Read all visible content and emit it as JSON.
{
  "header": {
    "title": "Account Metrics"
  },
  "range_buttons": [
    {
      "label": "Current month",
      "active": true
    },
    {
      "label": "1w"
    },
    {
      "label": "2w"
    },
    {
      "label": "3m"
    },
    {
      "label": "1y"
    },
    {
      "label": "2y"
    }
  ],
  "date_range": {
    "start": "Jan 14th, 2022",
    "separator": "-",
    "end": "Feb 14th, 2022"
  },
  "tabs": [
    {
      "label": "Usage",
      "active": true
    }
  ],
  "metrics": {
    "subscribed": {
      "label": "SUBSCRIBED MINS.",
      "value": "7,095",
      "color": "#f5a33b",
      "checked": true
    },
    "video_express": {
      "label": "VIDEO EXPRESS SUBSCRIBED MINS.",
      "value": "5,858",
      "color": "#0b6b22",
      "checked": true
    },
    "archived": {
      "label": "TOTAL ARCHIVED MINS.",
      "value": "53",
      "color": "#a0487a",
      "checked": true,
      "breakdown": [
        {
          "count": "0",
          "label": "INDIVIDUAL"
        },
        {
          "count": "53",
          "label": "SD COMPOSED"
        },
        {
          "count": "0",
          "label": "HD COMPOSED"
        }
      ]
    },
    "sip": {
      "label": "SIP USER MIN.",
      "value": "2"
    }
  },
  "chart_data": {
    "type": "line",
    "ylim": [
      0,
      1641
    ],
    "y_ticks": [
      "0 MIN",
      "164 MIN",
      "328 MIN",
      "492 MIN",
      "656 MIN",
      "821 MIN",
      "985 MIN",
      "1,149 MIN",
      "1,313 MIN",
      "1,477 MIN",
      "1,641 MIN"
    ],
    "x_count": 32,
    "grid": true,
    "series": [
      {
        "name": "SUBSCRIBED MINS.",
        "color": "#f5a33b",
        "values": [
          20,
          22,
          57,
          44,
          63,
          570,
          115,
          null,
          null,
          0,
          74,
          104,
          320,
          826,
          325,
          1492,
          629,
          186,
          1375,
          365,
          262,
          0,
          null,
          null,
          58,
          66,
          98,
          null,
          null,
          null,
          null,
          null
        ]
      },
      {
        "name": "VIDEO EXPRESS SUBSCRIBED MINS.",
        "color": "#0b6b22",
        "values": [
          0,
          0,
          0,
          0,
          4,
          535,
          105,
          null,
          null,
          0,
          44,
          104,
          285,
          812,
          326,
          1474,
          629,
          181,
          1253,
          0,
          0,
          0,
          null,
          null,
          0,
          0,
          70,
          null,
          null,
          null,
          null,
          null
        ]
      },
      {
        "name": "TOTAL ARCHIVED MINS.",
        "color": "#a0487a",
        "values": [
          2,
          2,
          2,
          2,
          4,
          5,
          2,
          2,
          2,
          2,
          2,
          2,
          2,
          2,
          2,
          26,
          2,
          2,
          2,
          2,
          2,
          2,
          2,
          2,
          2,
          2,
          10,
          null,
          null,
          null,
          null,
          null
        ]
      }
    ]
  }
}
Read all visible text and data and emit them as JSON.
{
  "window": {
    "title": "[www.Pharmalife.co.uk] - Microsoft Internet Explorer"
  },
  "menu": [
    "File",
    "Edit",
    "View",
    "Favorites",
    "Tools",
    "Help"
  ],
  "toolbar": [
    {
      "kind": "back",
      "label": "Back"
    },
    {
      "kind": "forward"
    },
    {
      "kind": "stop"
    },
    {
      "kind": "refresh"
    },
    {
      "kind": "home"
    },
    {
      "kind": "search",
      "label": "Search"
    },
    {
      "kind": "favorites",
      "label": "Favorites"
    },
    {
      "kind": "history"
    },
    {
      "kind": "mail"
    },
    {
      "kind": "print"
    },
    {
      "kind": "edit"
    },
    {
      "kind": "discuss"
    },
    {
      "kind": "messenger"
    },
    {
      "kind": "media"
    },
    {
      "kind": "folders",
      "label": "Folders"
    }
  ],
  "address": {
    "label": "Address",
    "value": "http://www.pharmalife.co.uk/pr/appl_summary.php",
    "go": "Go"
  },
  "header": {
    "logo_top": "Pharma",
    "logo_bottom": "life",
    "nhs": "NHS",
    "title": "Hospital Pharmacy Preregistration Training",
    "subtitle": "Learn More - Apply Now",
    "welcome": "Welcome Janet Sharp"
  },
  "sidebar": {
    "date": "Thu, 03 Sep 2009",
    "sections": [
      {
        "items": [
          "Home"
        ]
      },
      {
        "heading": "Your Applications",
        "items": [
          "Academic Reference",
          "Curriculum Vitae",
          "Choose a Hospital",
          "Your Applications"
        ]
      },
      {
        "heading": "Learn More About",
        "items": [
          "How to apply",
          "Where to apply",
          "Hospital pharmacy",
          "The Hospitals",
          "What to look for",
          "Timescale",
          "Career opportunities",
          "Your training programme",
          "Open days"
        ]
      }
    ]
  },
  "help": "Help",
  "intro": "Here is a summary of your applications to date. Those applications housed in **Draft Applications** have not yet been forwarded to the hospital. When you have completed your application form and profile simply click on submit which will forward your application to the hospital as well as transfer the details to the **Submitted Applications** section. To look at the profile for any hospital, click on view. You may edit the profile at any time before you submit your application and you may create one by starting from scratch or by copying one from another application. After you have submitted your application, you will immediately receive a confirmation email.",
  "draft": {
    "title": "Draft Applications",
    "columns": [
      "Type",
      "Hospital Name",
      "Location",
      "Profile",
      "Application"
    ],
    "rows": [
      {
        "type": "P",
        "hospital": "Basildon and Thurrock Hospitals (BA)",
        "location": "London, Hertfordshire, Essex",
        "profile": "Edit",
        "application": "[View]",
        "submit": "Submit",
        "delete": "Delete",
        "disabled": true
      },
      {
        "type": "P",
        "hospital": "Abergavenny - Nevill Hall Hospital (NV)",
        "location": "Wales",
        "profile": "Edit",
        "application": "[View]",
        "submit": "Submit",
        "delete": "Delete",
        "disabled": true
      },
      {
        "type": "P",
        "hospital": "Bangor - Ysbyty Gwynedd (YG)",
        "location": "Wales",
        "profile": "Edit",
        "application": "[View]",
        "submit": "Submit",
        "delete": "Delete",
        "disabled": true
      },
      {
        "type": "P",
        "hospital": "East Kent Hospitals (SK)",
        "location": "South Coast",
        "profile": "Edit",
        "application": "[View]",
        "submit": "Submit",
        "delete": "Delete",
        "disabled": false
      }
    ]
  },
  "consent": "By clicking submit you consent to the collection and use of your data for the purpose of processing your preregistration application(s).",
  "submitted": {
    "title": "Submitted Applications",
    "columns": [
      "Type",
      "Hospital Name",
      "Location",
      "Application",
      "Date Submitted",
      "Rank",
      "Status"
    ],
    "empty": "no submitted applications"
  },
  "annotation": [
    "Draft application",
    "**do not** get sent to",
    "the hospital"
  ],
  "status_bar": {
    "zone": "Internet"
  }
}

— Written task —
Please list every line of the records that contains "Learn".

— Solution to the problem —
    "subtitle": "Learn More - Apply Now",
        "heading": "Learn More About",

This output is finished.